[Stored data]
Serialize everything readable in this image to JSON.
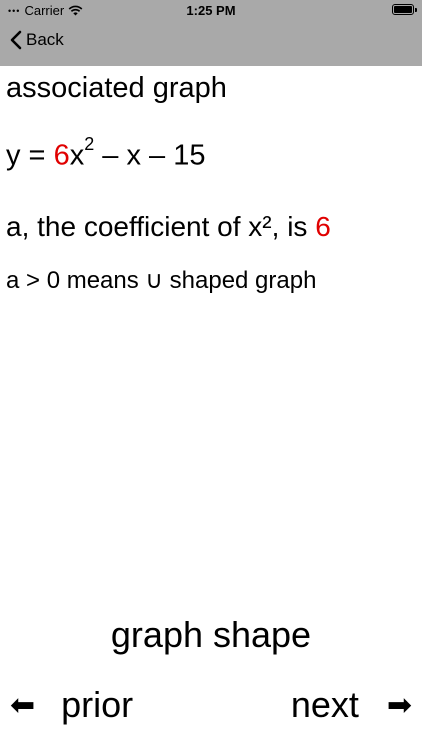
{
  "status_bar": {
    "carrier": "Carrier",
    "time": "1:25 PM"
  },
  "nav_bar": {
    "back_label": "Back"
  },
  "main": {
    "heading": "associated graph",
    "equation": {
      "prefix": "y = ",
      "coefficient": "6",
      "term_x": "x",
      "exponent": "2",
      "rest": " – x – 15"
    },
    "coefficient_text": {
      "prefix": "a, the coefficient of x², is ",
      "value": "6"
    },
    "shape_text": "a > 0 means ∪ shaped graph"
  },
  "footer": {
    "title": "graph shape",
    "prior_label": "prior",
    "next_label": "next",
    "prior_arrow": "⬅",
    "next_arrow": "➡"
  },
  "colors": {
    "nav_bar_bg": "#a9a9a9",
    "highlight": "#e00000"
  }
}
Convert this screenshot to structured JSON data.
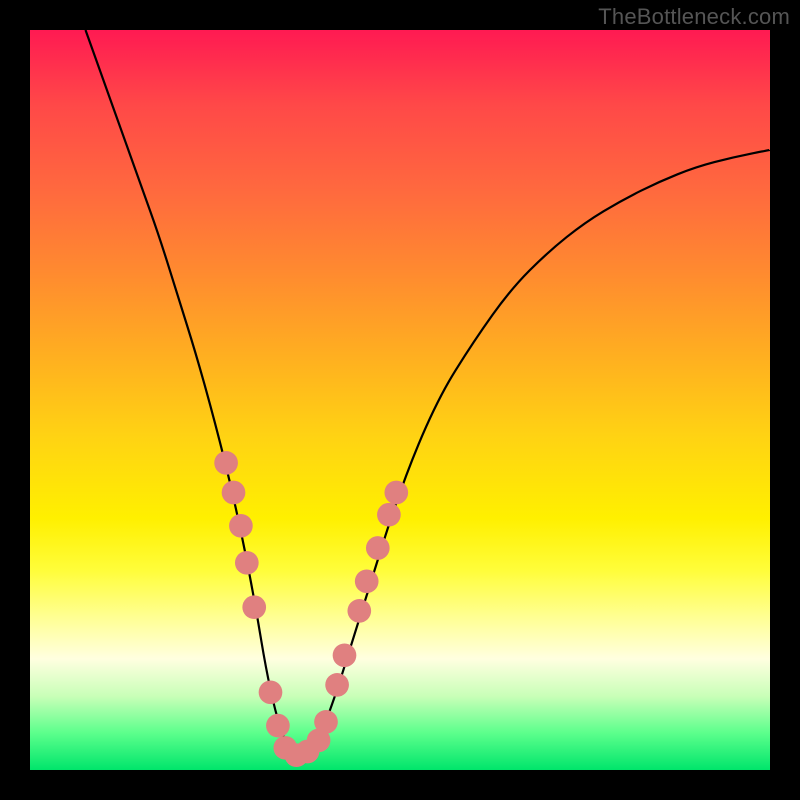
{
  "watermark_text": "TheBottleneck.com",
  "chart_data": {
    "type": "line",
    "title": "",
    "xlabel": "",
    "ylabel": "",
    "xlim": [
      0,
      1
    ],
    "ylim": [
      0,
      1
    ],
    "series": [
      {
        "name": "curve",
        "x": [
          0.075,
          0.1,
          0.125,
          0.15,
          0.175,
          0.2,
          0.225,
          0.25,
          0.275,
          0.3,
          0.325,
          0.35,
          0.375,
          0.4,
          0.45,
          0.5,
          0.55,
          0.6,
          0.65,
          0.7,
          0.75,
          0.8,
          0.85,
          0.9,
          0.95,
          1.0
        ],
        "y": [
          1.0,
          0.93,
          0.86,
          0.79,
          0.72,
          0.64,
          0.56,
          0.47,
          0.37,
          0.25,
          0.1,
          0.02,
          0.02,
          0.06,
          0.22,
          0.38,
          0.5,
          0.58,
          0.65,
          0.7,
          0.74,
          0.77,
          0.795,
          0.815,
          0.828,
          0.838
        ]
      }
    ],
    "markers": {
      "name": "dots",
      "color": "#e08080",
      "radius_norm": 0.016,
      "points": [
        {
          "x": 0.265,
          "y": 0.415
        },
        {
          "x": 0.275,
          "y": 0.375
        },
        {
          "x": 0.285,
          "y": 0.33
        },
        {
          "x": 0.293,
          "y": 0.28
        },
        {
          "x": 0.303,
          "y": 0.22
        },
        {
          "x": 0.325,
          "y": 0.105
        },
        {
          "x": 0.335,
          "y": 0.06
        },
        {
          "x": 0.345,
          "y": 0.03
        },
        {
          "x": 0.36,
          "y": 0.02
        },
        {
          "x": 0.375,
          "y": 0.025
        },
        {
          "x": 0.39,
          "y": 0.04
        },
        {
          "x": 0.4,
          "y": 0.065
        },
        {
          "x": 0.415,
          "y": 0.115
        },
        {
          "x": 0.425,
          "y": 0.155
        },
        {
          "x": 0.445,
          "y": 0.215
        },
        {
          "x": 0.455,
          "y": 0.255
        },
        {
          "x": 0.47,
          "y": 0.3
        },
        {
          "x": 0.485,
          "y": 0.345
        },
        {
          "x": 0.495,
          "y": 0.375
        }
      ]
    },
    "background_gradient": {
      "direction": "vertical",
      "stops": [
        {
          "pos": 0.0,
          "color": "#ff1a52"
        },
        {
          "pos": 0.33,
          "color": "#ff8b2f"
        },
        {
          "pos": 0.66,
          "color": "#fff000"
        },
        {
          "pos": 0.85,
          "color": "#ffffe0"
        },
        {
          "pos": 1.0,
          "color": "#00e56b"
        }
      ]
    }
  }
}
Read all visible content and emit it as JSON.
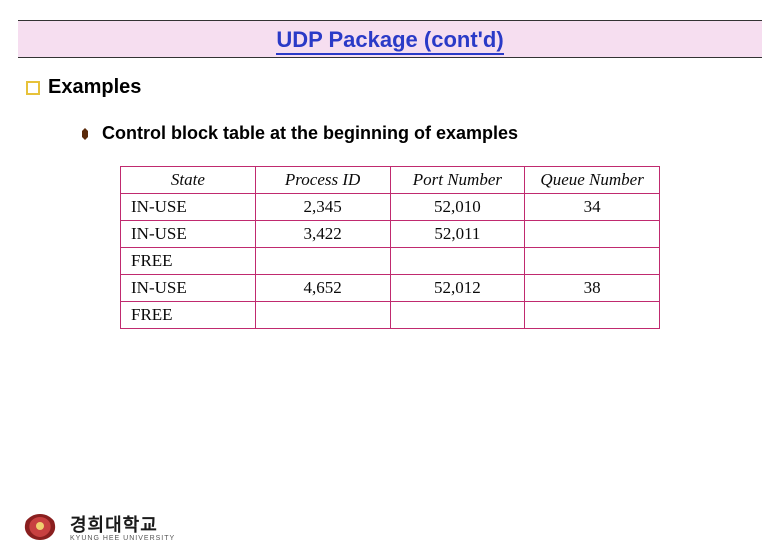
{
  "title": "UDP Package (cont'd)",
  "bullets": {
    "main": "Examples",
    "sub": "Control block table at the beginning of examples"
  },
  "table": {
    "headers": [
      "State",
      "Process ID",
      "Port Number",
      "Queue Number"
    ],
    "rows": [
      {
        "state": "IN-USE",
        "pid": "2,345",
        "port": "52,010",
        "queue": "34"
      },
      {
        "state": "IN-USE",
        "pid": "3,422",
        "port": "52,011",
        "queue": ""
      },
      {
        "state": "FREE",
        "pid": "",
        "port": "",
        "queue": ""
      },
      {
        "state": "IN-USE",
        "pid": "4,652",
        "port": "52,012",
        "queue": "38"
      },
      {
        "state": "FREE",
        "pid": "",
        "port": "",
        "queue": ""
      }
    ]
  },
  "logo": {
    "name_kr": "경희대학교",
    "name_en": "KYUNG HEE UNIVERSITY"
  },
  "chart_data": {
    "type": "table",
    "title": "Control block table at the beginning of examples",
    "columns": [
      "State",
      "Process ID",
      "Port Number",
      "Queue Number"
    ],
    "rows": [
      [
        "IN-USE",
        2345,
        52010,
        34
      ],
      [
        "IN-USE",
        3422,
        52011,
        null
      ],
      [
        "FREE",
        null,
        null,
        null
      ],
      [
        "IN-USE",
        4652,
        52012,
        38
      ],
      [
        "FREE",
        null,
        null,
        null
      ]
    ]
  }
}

= GOAL =
Transcribe the material exactly, leaving every picture out.

= SOLUTION =
Serialize everything readable in this image to JSON.
{
  "status_bar": {
    "carrier": "Carrier",
    "time": "1:25 PM"
  },
  "nav_bar": {
    "back_label": "Back"
  },
  "main": {
    "heading": "associated graph",
    "equation": {
      "prefix": "y = ",
      "coefficient": "6",
      "term_x": "x",
      "exponent": "2",
      "rest": " – x – 15"
    },
    "coefficient_text": {
      "prefix": "a, the coefficient of x², is ",
      "value": "6"
    },
    "shape_text": "a > 0 means ∪ shaped graph"
  },
  "footer": {
    "title": "graph shape",
    "prior_label": "prior",
    "next_label": "next",
    "prior_arrow": "⬅",
    "next_arrow": "➡"
  },
  "colors": {
    "nav_bar_bg": "#a9a9a9",
    "highlight": "#e00000"
  }
}
Convert this screenshot to structured JSON data.
{
  "watermark_text": "TheBottleneck.com",
  "chart_data": {
    "type": "line",
    "title": "",
    "xlabel": "",
    "ylabel": "",
    "xlim": [
      0,
      1
    ],
    "ylim": [
      0,
      1
    ],
    "series": [
      {
        "name": "curve",
        "x": [
          0.075,
          0.1,
          0.125,
          0.15,
          0.175,
          0.2,
          0.225,
          0.25,
          0.275,
          0.3,
          0.325,
          0.35,
          0.375,
          0.4,
          0.45,
          0.5,
          0.55,
          0.6,
          0.65,
          0.7,
          0.75,
          0.8,
          0.85,
          0.9,
          0.95,
          1.0
        ],
        "y": [
          1.0,
          0.93,
          0.86,
          0.79,
          0.72,
          0.64,
          0.56,
          0.47,
          0.37,
          0.25,
          0.1,
          0.02,
          0.02,
          0.06,
          0.22,
          0.38,
          0.5,
          0.58,
          0.65,
          0.7,
          0.74,
          0.77,
          0.795,
          0.815,
          0.828,
          0.838
        ]
      }
    ],
    "markers": {
      "name": "dots",
      "color": "#e08080",
      "radius_norm": 0.016,
      "points": [
        {
          "x": 0.265,
          "y": 0.415
        },
        {
          "x": 0.275,
          "y": 0.375
        },
        {
          "x": 0.285,
          "y": 0.33
        },
        {
          "x": 0.293,
          "y": 0.28
        },
        {
          "x": 0.303,
          "y": 0.22
        },
        {
          "x": 0.325,
          "y": 0.105
        },
        {
          "x": 0.335,
          "y": 0.06
        },
        {
          "x": 0.345,
          "y": 0.03
        },
        {
          "x": 0.36,
          "y": 0.02
        },
        {
          "x": 0.375,
          "y": 0.025
        },
        {
          "x": 0.39,
          "y": 0.04
        },
        {
          "x": 0.4,
          "y": 0.065
        },
        {
          "x": 0.415,
          "y": 0.115
        },
        {
          "x": 0.425,
          "y": 0.155
        },
        {
          "x": 0.445,
          "y": 0.215
        },
        {
          "x": 0.455,
          "y": 0.255
        },
        {
          "x": 0.47,
          "y": 0.3
        },
        {
          "x": 0.485,
          "y": 0.345
        },
        {
          "x": 0.495,
          "y": 0.375
        }
      ]
    },
    "background_gradient": {
      "direction": "vertical",
      "stops": [
        {
          "pos": 0.0,
          "color": "#ff1a52"
        },
        {
          "pos": 0.33,
          "color": "#ff8b2f"
        },
        {
          "pos": 0.66,
          "color": "#fff000"
        },
        {
          "pos": 0.85,
          "color": "#ffffe0"
        },
        {
          "pos": 1.0,
          "color": "#00e56b"
        }
      ]
    }
  }
}
Read all visible content and emit it as JSON.
{
  "title": "UDP Package (cont'd)",
  "bullets": {
    "main": "Examples",
    "sub": "Control block table at the beginning of examples"
  },
  "table": {
    "headers": [
      "State",
      "Process ID",
      "Port Number",
      "Queue Number"
    ],
    "rows": [
      {
        "state": "IN-USE",
        "pid": "2,345",
        "port": "52,010",
        "queue": "34"
      },
      {
        "state": "IN-USE",
        "pid": "3,422",
        "port": "52,011",
        "queue": ""
      },
      {
        "state": "FREE",
        "pid": "",
        "port": "",
        "queue": ""
      },
      {
        "state": "IN-USE",
        "pid": "4,652",
        "port": "52,012",
        "queue": "38"
      },
      {
        "state": "FREE",
        "pid": "",
        "port": "",
        "queue": ""
      }
    ]
  },
  "logo": {
    "name_kr": "경희대학교",
    "name_en": "KYUNG HEE UNIVERSITY"
  },
  "chart_data": {
    "type": "table",
    "title": "Control block table at the beginning of examples",
    "columns": [
      "State",
      "Process ID",
      "Port Number",
      "Queue Number"
    ],
    "rows": [
      [
        "IN-USE",
        2345,
        52010,
        34
      ],
      [
        "IN-USE",
        3422,
        52011,
        null
      ],
      [
        "FREE",
        null,
        null,
        null
      ],
      [
        "IN-USE",
        4652,
        52012,
        38
      ],
      [
        "FREE",
        null,
        null,
        null
      ]
    ]
  }
}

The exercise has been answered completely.